● Task brief
Extract and list every line that contains the word "有效時間".
--- START ---
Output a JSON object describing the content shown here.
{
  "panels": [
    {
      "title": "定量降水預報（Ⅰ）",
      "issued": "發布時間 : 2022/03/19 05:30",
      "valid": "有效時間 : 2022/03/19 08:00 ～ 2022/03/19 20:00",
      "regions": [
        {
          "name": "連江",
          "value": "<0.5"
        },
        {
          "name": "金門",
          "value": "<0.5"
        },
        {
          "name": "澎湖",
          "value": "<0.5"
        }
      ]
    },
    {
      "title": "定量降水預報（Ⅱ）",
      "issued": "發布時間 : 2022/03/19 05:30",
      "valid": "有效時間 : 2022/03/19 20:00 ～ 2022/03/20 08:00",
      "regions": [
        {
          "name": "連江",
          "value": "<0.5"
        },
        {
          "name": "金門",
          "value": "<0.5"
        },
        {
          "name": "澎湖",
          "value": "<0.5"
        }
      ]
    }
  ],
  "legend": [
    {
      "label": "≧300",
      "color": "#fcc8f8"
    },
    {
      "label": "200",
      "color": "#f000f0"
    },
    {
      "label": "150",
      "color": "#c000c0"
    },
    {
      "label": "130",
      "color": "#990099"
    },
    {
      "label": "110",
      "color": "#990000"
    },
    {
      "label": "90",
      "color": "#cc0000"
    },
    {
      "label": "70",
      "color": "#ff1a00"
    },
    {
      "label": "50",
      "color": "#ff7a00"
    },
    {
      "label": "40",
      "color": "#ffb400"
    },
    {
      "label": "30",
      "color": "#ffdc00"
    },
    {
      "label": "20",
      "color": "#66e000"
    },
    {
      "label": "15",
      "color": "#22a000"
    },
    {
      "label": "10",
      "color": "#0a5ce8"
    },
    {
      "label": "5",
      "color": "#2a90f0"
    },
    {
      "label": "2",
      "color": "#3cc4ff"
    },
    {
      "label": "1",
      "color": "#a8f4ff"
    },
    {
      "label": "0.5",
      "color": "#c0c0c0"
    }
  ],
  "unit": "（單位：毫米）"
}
--- END ---
● Output for this task
      "valid": "有效時間 : 2022/03/19 08:00 ～ 2022/03/19 20:00",
      "valid": "有效時間 : 2022/03/19 20:00 ～ 2022/03/20 08:00",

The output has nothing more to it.